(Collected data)
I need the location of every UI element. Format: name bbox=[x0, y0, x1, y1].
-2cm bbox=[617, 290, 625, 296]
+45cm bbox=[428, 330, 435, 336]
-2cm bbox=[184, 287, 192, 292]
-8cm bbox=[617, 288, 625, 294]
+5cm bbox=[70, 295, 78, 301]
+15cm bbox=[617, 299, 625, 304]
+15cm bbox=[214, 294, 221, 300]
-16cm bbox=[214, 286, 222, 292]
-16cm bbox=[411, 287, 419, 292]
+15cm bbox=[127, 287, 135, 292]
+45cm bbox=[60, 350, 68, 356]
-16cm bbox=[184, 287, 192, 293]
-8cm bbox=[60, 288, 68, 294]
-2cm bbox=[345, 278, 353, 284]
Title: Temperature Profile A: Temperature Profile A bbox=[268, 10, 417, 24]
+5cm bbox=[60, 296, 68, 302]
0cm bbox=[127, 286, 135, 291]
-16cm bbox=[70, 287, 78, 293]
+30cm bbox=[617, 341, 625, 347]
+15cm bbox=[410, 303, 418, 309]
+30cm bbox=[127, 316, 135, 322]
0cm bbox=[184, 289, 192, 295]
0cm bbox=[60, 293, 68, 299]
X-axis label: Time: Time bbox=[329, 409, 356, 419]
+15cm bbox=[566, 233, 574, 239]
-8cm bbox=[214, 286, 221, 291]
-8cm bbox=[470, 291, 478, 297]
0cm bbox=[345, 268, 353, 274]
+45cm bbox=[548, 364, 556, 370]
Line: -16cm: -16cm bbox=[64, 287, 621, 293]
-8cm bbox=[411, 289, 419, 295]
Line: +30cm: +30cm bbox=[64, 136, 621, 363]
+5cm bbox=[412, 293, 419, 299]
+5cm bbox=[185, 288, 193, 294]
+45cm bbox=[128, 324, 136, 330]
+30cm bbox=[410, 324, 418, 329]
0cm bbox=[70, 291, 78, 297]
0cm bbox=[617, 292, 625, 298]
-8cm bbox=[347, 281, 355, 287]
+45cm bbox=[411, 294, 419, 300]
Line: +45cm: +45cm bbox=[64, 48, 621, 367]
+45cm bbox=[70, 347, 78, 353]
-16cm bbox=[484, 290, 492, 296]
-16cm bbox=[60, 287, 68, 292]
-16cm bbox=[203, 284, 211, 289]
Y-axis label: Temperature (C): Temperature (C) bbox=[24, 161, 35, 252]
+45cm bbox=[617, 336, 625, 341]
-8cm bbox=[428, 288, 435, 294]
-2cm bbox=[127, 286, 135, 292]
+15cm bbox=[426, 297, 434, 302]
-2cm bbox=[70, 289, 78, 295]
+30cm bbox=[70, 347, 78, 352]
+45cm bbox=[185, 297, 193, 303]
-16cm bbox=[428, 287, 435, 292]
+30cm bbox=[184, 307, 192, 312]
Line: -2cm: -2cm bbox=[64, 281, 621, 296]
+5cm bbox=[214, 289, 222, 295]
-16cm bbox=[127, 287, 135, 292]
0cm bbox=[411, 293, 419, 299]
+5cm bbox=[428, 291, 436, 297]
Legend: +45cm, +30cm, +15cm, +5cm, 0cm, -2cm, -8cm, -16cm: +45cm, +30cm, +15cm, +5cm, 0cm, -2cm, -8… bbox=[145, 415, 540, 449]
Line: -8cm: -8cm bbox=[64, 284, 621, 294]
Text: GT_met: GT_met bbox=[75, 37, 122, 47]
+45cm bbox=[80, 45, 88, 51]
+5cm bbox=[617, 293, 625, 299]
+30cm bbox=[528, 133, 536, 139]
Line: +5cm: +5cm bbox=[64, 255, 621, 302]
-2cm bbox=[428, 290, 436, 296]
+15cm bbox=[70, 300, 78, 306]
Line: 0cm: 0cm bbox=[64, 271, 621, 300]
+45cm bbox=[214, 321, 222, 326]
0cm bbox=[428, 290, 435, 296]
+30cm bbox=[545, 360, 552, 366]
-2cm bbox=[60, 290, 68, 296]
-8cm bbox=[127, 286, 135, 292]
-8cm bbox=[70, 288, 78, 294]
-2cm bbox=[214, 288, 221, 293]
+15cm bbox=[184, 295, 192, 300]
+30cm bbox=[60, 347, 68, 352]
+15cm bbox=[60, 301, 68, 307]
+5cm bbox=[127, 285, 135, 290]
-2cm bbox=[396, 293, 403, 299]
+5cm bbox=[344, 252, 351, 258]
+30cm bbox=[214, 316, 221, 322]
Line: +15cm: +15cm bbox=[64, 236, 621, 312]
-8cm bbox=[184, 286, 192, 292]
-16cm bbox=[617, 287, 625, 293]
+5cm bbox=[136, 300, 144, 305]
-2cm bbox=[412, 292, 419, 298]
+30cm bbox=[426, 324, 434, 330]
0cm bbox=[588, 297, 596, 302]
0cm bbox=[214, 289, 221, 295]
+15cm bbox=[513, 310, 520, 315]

EXERCISE OBJECTIVE ▸
Transcribe the entire listing above line by line, keeping every character unchanged.

RESPONSE FOR THIS EXERCISE ▸
I need the location of every UI element. Format: name bbox=[x0, y0, x1, y1].
-2cm bbox=[617, 290, 625, 296]
+45cm bbox=[428, 330, 435, 336]
-2cm bbox=[184, 287, 192, 292]
-8cm bbox=[617, 288, 625, 294]
+5cm bbox=[70, 295, 78, 301]
+15cm bbox=[617, 299, 625, 304]
+15cm bbox=[214, 294, 221, 300]
-16cm bbox=[214, 286, 222, 292]
-16cm bbox=[411, 287, 419, 292]
+15cm bbox=[127, 287, 135, 292]
+45cm bbox=[60, 350, 68, 356]
-16cm bbox=[184, 287, 192, 293]
-8cm bbox=[60, 288, 68, 294]
-2cm bbox=[345, 278, 353, 284]
Title: Temperature Profile A: Temperature Profile A bbox=[268, 10, 417, 24]
+5cm bbox=[60, 296, 68, 302]
0cm bbox=[127, 286, 135, 291]
-16cm bbox=[70, 287, 78, 293]
+30cm bbox=[617, 341, 625, 347]
+15cm bbox=[410, 303, 418, 309]
+30cm bbox=[127, 316, 135, 322]
0cm bbox=[184, 289, 192, 295]
0cm bbox=[60, 293, 68, 299]
X-axis label: Time: Time bbox=[329, 409, 356, 419]
+15cm bbox=[566, 233, 574, 239]
-8cm bbox=[214, 286, 221, 291]
-8cm bbox=[470, 291, 478, 297]
0cm bbox=[345, 268, 353, 274]
+45cm bbox=[548, 364, 556, 370]
Line: -16cm: -16cm bbox=[64, 287, 621, 293]
-8cm bbox=[411, 289, 419, 295]
Line: +30cm: +30cm bbox=[64, 136, 621, 363]
+5cm bbox=[412, 293, 419, 299]
+5cm bbox=[185, 288, 193, 294]
+45cm bbox=[128, 324, 136, 330]
+30cm bbox=[410, 324, 418, 329]
0cm bbox=[70, 291, 78, 297]
0cm bbox=[617, 292, 625, 298]
-8cm bbox=[347, 281, 355, 287]
+45cm bbox=[411, 294, 419, 300]
Line: +45cm: +45cm bbox=[64, 48, 621, 367]
+45cm bbox=[70, 347, 78, 353]
-16cm bbox=[484, 290, 492, 296]
-16cm bbox=[60, 287, 68, 292]
-16cm bbox=[203, 284, 211, 289]
Y-axis label: Temperature (C): Temperature (C) bbox=[24, 161, 35, 252]
+45cm bbox=[617, 336, 625, 341]
-8cm bbox=[428, 288, 435, 294]
-2cm bbox=[127, 286, 135, 292]
+15cm bbox=[426, 297, 434, 302]
-2cm bbox=[70, 289, 78, 295]
+30cm bbox=[70, 347, 78, 352]
+45cm bbox=[185, 297, 193, 303]
-16cm bbox=[428, 287, 435, 292]
+30cm bbox=[184, 307, 192, 312]
Line: -2cm: -2cm bbox=[64, 281, 621, 296]
+5cm bbox=[214, 289, 222, 295]
-16cm bbox=[127, 287, 135, 292]
0cm bbox=[411, 293, 419, 299]
+5cm bbox=[428, 291, 436, 297]
Legend: +45cm, +30cm, +15cm, +5cm, 0cm, -2cm, -8cm, -16cm: +45cm, +30cm, +15cm, +5cm, 0cm, -2cm, -8… bbox=[145, 415, 540, 449]
Line: -8cm: -8cm bbox=[64, 284, 621, 294]
Text: GT_met: GT_met bbox=[75, 37, 122, 47]
+45cm bbox=[80, 45, 88, 51]
+5cm bbox=[617, 293, 625, 299]
+30cm bbox=[528, 133, 536, 139]
Line: +5cm: +5cm bbox=[64, 255, 621, 302]
-2cm bbox=[428, 290, 436, 296]
+15cm bbox=[70, 300, 78, 306]
Line: 0cm: 0cm bbox=[64, 271, 621, 300]
+45cm bbox=[214, 321, 222, 326]
0cm bbox=[428, 290, 435, 296]
+30cm bbox=[545, 360, 552, 366]
-2cm bbox=[60, 290, 68, 296]
-8cm bbox=[127, 286, 135, 292]
-8cm bbox=[70, 288, 78, 294]
-2cm bbox=[214, 288, 221, 293]
+15cm bbox=[184, 295, 192, 300]
+30cm bbox=[60, 347, 68, 352]
+15cm bbox=[60, 301, 68, 307]
+5cm bbox=[127, 285, 135, 290]
-2cm bbox=[396, 293, 403, 299]
+5cm bbox=[344, 252, 351, 258]
+30cm bbox=[214, 316, 221, 322]
Line: +15cm: +15cm bbox=[64, 236, 621, 312]
-8cm bbox=[184, 286, 192, 292]
-16cm bbox=[617, 287, 625, 293]
+5cm bbox=[136, 300, 144, 305]
-2cm bbox=[412, 292, 419, 298]
+30cm bbox=[426, 324, 434, 330]
0cm bbox=[588, 297, 596, 302]
0cm bbox=[214, 289, 221, 295]
+15cm bbox=[513, 310, 520, 315]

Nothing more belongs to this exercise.